[Start of MATERIAL FOR THIS TASK]
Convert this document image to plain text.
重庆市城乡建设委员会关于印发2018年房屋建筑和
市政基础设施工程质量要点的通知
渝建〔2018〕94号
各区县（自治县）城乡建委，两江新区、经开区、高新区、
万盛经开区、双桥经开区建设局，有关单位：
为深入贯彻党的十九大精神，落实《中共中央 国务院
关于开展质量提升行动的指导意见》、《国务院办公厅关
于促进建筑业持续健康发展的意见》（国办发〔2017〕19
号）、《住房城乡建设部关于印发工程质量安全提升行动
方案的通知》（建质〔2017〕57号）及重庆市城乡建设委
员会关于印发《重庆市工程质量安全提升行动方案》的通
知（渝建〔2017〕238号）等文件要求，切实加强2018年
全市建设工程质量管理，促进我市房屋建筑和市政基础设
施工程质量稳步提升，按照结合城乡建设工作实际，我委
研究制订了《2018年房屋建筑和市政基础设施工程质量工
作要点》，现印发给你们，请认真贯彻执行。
[End of MATERIAL FOR THIS TASK]
Your task is to quote all of the data word for word.

▶ **WRITTEN REPLY**:
Convert this document image to plain text.
重庆市城乡建设委员会关于印发2018年房屋建筑和
市政基础设施工程质量要点的通知
渝建〔2018〕94号
各区县（自治县）城乡建委，两江新区、经开区、高新区、
万盛经开区、双桥经开区建设局，有关单位：
为深入贯彻党的十九大精神，落实《中共中央 国务院
关于开展质量提升行动的指导意见》、《国务院办公厅关
于促进建筑业持续健康发展的意见》（国办发〔2017〕19
号）、《住房城乡建设部关于印发工程质量安全提升行动
方案的通知》（建质〔2017〕57号）及重庆市城乡建设委
员会关于印发《重庆市工程质量安全提升行动方案》的通
知（渝建〔2017〕238号）等文件要求，切实加强2018年
全市建设工程质量管理，促进我市房屋建筑和市政基础设
施工程质量稳步提升，按照结合城乡建设工作实际，我委
研究制订了《2018年房屋建筑和市政基础设施工程质量工
作要点》，现印发给你们，请认真贯彻执行。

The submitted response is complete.